*WRITTEN TASK*
Find each line holding the word "value" and give the number of such lines, nothing else.

*SUPPLIED DATA*
------------------------------------------------

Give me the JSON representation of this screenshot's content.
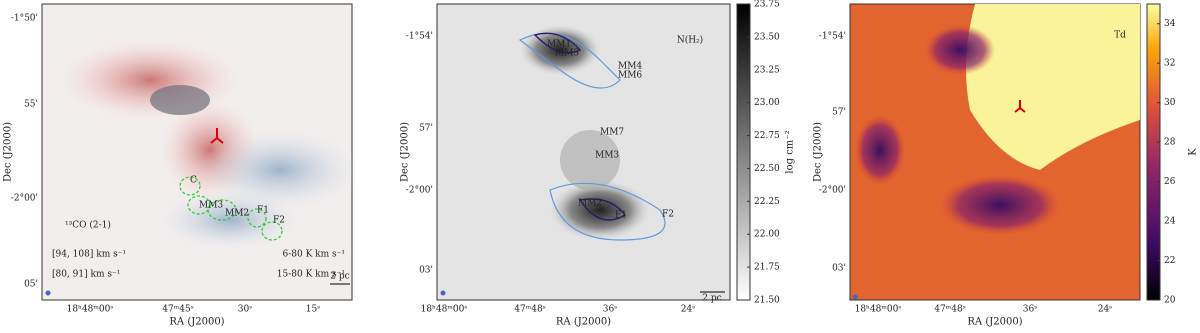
{
  "panels": [
    {
      "y_axis_label": "Dec (J2000)",
      "x_axis_label": "RA (J2000)",
      "yticklabels": [
        "-1°50'",
        "55'",
        "-2°00'",
        "05'"
      ],
      "xticklabels": [
        "18ʰ48ᵐ00ˢ",
        "47ᵐ45ˢ",
        "30ˢ",
        "15ˢ"
      ],
      "title": "¹³CO (2-1)",
      "legend": {
        "red_range": "[94, 108] km s⁻¹",
        "blue_range": "[80, 91] km s⁻¹",
        "red_levels": "6-80 K km s⁻¹",
        "blue_levels": "15-80 K km s⁻¹"
      },
      "scale_bar": "2 pc",
      "sources": [
        "C",
        "MM3",
        "MM2",
        "F1",
        "F2"
      ]
    },
    {
      "y_axis_label": "Dec (J2000)",
      "x_axis_label": "RA (J2000)",
      "yticklabels": [
        "-1°54'",
        "57'",
        "-2°00'",
        "03'"
      ],
      "xticklabels": [
        "18ʰ48ᵐ00ˢ",
        "47ᵐ48ˢ",
        "36ˢ",
        "24ˢ"
      ],
      "title": "N(H₂)",
      "scale_bar": "2 pc",
      "sources": [
        "MM1",
        "MM5",
        "MM4",
        "MM6",
        "MM7",
        "MM3",
        "MM2",
        "F1",
        "F2"
      ],
      "colorbar": {
        "label": "log cm⁻²",
        "lim": [
          21.5,
          23.75
        ],
        "ticks": [
          {
            "value": 21.5,
            "label": "21.50"
          },
          21.75,
          {
            "value": 22.0,
            "label": "22.00"
          },
          22.25,
          {
            "value": 22.5,
            "label": "22.50"
          },
          22.75,
          {
            "value": 23.0,
            "label": "23.00"
          },
          23.25,
          {
            "value": 23.5,
            "label": "23.50"
          },
          23.75
        ]
      }
    },
    {
      "y_axis_label": "Dec (J2000)",
      "x_axis_label": "RA (J2000)",
      "yticklabels": [
        "-1°54'",
        "57'",
        "-2°00'",
        "03'"
      ],
      "xticklabels": [
        "18ʰ48ᵐ00ˢ",
        "47ᵐ48ˢ",
        "36ˢ",
        "24ˢ"
      ],
      "title": "Td",
      "colorbar": {
        "label": "K",
        "lim": [
          20,
          35
        ],
        "ticks": [
          20,
          22,
          24,
          26,
          28,
          30,
          32,
          34
        ]
      }
    }
  ]
}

------------------------------------------------

*RESULT OF THE TASK*
5